WHAT NEEDS TO BE DONE: Please state, from the PHP serialize text below, which PHP version and operating system the benchmark numbers were produced on.

DOCUMENT TEXT:
I am curious, is there a size limit on serialize in PHP. Would it be possible to serialize an array with 5,000 keys and values so it can be stored into a cache?
I am
Ok... more numbers! (PHP 5.3.0 OSX, no opcode cache)
@Pascal's code on my machine for n=1 at 10k iters produces:
float(18.884856939316)
int(1075900)
I add unserialize() to the above as so.
$num = 1;
$list = array_fill(0, 5000, str_repeat('1234567890', $num));
$before = microtime(true);
for ($i=0 ; $i<10000 ; $i++) {
$str = serialize($list);
$list = unserialize($str);
}
$after = microtime(true);
var_dump($after-$before);
var_dump(memory_get_peak_usage());
produces
float(50.204112052917)
int(1606768)
I assume the extra 600k or so are the serialized string.
I was curious about var_export and its include/eval partner $str = var_export($list, true); instead of serialize() in the original produces
float(57.064643859863)
int(1066440)
so just a little less memory (at least for this simple example) but way more time already.
adding in eval('$list = '.$str.';'); instead of unserialize in the above produces
float(126.62566018105)
int(2944144)
Indicating theres probably a memory leak somewhere when doing eval :-/.
So again, these aren't great benchmarks (I really should isolate the eval/unserialize by putting the string in a local var or something, but I'm being lazy) but they show the associated trends. var_export seems slow.

Document structure recognition data:
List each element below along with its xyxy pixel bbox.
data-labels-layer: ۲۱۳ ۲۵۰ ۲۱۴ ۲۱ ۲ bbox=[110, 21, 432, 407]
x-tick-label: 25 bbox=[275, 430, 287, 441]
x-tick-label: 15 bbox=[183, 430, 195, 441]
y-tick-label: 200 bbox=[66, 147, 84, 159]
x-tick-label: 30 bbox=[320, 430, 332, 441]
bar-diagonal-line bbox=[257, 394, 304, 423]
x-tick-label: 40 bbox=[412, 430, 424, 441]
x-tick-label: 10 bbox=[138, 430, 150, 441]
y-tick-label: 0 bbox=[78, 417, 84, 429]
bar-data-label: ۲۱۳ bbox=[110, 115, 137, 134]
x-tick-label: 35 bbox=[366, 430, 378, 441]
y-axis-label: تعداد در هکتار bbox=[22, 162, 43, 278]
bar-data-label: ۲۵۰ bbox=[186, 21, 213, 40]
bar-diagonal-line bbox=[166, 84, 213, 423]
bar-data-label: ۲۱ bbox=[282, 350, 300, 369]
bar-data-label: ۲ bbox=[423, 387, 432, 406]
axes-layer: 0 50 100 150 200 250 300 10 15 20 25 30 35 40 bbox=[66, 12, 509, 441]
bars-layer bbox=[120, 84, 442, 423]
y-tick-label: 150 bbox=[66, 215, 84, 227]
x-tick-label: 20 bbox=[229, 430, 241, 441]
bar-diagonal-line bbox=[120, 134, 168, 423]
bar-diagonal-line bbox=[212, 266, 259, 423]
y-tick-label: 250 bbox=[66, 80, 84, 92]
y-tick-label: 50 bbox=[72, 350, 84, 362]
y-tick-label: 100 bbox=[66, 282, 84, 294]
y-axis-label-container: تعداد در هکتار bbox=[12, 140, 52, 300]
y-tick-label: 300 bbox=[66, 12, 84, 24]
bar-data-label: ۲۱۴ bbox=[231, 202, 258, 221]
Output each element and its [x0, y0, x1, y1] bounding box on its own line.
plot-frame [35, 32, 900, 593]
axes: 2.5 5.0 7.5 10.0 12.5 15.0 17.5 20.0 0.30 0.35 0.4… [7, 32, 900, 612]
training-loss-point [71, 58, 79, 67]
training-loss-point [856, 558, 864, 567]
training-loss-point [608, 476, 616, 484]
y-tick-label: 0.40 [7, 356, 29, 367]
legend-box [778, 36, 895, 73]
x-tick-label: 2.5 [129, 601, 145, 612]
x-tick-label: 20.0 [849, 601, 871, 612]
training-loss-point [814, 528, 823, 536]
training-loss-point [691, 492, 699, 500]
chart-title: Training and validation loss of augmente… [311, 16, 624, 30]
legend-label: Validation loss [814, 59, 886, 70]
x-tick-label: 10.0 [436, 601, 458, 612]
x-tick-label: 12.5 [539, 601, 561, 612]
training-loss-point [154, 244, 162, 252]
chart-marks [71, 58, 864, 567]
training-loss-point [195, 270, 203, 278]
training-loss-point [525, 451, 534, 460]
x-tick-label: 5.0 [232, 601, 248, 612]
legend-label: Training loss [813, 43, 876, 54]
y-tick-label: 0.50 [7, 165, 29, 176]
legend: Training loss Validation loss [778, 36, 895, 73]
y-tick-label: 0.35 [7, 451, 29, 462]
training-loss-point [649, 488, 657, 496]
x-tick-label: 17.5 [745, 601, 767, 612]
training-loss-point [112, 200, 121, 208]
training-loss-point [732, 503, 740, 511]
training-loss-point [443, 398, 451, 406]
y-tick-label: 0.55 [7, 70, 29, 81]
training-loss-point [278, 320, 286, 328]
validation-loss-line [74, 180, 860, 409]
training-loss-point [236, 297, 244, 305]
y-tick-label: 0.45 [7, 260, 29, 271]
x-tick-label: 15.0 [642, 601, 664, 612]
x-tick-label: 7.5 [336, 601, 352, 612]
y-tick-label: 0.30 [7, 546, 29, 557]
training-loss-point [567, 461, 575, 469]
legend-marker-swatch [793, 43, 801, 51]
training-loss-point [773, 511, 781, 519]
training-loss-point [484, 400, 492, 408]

TASK SOLUTION: PHP 5.3.0 on OSX, with no opcode cache.